Keep only the lines that hold the string "poziomie", filtering out the rest of the entries below.

# Task material:
────────────────────

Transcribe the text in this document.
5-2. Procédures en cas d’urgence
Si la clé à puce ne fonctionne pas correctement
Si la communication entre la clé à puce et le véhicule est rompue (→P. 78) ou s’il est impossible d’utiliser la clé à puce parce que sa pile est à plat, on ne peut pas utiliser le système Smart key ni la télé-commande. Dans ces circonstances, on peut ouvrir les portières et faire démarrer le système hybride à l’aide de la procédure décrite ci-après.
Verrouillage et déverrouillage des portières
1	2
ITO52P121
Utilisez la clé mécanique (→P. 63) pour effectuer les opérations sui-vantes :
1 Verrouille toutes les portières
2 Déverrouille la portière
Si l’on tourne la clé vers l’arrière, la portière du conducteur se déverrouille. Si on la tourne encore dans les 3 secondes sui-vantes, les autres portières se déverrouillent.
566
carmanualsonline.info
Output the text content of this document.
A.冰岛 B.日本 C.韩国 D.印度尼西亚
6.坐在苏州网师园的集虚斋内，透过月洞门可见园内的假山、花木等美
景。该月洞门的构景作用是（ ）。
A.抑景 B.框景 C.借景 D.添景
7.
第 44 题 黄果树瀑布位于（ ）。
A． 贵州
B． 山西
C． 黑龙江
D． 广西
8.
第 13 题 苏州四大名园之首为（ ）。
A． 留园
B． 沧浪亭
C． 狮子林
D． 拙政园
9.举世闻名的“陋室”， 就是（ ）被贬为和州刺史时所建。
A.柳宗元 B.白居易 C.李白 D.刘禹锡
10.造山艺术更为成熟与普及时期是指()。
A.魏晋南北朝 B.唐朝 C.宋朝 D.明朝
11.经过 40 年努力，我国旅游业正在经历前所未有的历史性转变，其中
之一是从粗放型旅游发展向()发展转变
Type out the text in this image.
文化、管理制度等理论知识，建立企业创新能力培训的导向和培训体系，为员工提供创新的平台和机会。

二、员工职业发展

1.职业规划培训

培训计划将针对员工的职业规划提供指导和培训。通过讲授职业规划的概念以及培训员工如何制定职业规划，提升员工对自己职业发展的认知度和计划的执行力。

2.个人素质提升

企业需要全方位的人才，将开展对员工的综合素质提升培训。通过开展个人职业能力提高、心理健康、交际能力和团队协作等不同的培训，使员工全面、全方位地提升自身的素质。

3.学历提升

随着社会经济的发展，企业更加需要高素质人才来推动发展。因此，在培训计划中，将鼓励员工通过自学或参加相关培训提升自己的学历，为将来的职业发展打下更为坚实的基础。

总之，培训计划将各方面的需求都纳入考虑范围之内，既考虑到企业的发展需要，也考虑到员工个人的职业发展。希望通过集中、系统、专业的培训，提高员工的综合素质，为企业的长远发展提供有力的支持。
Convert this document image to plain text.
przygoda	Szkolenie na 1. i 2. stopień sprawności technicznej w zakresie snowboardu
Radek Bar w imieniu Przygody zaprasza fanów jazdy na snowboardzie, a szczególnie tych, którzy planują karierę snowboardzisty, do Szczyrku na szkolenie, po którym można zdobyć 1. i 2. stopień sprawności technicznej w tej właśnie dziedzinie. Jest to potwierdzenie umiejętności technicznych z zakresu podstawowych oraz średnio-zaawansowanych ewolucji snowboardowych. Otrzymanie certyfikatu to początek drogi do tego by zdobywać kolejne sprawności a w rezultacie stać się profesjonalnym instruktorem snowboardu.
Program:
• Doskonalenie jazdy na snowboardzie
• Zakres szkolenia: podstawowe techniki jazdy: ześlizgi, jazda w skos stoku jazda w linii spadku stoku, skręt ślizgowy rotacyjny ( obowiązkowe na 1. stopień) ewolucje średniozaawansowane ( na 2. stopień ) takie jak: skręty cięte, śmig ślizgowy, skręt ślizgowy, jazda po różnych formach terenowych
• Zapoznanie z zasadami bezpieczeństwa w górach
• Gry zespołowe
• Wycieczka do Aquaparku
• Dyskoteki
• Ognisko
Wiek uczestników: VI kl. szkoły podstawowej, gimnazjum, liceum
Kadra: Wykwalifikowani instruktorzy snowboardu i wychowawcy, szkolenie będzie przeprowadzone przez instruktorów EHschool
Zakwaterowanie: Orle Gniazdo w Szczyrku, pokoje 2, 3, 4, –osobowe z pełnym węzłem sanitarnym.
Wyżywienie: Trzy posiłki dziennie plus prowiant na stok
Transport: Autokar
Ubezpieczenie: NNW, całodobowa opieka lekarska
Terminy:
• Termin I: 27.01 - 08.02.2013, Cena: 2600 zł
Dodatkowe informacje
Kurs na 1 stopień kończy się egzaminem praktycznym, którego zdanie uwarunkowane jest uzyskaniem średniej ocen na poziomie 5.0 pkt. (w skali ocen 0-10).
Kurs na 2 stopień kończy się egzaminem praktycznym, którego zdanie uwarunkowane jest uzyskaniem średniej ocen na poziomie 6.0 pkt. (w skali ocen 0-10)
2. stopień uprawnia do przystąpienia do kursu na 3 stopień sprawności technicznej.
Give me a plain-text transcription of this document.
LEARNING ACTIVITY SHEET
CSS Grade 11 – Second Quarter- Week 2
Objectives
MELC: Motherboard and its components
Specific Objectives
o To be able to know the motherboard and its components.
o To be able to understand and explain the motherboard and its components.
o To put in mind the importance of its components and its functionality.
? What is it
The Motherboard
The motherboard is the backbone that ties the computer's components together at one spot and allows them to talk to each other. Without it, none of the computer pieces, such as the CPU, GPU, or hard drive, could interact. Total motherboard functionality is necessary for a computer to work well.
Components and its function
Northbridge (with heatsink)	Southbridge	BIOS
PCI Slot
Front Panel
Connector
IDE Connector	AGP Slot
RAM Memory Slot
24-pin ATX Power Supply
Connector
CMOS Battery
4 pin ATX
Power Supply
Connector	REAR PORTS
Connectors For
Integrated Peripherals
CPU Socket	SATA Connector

────────────────────

# Task response:
Kurs na 1 stopień kończy się egzaminem praktycznym, którego zdanie uwarunkowane jest uzyskaniem średniej ocen na poziomie 5.0 pkt. (w skali ocen 0-10).
Kurs na 2 stopień kończy się egzaminem praktycznym, którego zdanie uwarunkowane jest uzyskaniem średniej ocen na poziomie 6.0 pkt. (w skali ocen 0-10)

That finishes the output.